◆ WHAT NEEDS TO BE DONE
Each line of the material below should be reproduced exactly.

━━━━━ DATA RECORDS

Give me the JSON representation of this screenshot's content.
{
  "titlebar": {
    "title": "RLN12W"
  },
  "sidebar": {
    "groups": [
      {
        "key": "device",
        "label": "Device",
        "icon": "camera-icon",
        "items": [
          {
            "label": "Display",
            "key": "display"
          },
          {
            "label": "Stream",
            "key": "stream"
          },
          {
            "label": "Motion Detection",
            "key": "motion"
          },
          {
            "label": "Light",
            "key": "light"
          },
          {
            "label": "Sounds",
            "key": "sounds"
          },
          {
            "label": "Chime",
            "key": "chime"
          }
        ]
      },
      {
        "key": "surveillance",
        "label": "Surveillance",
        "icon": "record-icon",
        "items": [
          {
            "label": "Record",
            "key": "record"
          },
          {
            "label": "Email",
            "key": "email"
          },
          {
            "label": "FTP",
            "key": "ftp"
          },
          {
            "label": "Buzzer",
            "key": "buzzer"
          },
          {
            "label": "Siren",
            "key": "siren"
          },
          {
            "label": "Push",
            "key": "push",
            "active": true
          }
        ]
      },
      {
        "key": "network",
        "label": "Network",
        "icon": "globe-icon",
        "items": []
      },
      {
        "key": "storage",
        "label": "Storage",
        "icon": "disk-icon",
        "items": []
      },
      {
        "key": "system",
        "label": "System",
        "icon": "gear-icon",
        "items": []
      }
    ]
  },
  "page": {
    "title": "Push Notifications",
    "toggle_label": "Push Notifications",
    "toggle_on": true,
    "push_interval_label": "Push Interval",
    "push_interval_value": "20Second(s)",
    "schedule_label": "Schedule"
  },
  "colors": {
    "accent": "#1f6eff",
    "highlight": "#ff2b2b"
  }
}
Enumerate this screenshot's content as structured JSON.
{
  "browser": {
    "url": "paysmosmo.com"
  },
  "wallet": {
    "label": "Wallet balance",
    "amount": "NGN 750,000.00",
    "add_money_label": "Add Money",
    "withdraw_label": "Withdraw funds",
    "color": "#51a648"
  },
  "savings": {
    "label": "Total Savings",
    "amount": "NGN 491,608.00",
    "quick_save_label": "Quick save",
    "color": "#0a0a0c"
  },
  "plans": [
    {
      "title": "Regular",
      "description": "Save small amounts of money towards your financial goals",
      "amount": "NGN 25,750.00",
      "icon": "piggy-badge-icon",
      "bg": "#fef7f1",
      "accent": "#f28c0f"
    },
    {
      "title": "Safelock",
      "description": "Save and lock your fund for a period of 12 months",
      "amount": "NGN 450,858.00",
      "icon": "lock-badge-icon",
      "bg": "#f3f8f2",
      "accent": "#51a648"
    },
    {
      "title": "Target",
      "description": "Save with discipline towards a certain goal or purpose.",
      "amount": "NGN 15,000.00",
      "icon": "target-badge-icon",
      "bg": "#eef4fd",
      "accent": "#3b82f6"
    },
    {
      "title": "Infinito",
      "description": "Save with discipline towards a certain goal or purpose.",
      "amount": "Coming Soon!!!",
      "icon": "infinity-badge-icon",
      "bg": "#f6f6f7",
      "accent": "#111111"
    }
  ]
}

━━━━━━━━━━

◆ OUTPUT FOR THIS TASK
Give me the JSON representation of this screenshot's content.
{
  "titlebar": {
    "title": "RLN12W"
  },
  "sidebar": {
    "groups": [
      {
        "key": "device",
        "label": "Device",
        "icon": "camera-icon",
        "items": [
          {
            "label": "Display",
            "key": "display"
          },
          {
            "label": "Stream",
            "key": "stream"
          },
          {
            "label": "Motion Detection",
            "key": "motion"
          },
          {
            "label": "Light",
            "key": "light"
          },
          {
            "label": "Sounds",
            "key": "sounds"
          },
          {
            "label": "Chime",
            "key": "chime"
          }
        ]
      },
      {
        "key": "surveillance",
        "label": "Surveillance",
        "icon": "record-icon",
        "items": [
          {
            "label": "Record",
            "key": "record"
          },
          {
            "label": "Email",
            "key": "email"
          },
          {
            "label": "FTP",
            "key": "ftp"
          },
          {
            "label": "Buzzer",
            "key": "buzzer"
          },
          {
            "label": "Siren",
            "key": "siren"
          },
          {
            "label": "Push",
            "key": "push",
            "active": true
          }
        ]
      },
      {
        "key": "network",
        "label": "Network",
        "icon": "globe-icon",
        "items": []
      },
      {
        "key": "storage",
        "label": "Storage",
        "icon": "disk-icon",
        "items": []
      },
      {
        "key": "system",
        "label": "System",
        "icon": "gear-icon",
        "items": []
      }
    ]
  },
  "page": {
    "title": "Push Notifications",
    "toggle_label": "Push Notifications",
    "toggle_on": true,
    "push_interval_label": "Push Interval",
    "push_interval_value": "20Second(s)",
    "schedule_label": "Schedule"
  },
  "colors": {
    "accent": "#1f6eff",
    "highlight": "#ff2b2b"
  }
}
Enumerate this screenshot's content as structured JSON.
{
  "browser": {
    "url": "paysmosmo.com"
  },
  "wallet": {
    "label": "Wallet balance",
    "amount": "NGN 750,000.00",
    "add_money_label": "Add Money",
    "withdraw_label": "Withdraw funds",
    "color": "#51a648"
  },
  "savings": {
    "label": "Total Savings",
    "amount": "NGN 491,608.00",
    "quick_save_label": "Quick save",
    "color": "#0a0a0c"
  },
  "plans": [
    {
      "title": "Regular",
      "description": "Save small amounts of money towards your financial goals",
      "amount": "NGN 25,750.00",
      "icon": "piggy-badge-icon",
      "bg": "#fef7f1",
      "accent": "#f28c0f"
    },
    {
      "title": "Safelock",
      "description": "Save and lock your fund for a period of 12 months",
      "amount": "NGN 450,858.00",
      "icon": "lock-badge-icon",
      "bg": "#f3f8f2",
      "accent": "#51a648"
    },
    {
      "title": "Target",
      "description": "Save with discipline towards a certain goal or purpose.",
      "amount": "NGN 15,000.00",
      "icon": "target-badge-icon",
      "bg": "#eef4fd",
      "accent": "#3b82f6"
    },
    {
      "title": "Infinito",
      "description": "Save with discipline towards a certain goal or purpose.",
      "amount": "Coming Soon!!!",
      "icon": "infinity-badge-icon",
      "bg": "#f6f6f7",
      "accent": "#111111"
    }
  ]
}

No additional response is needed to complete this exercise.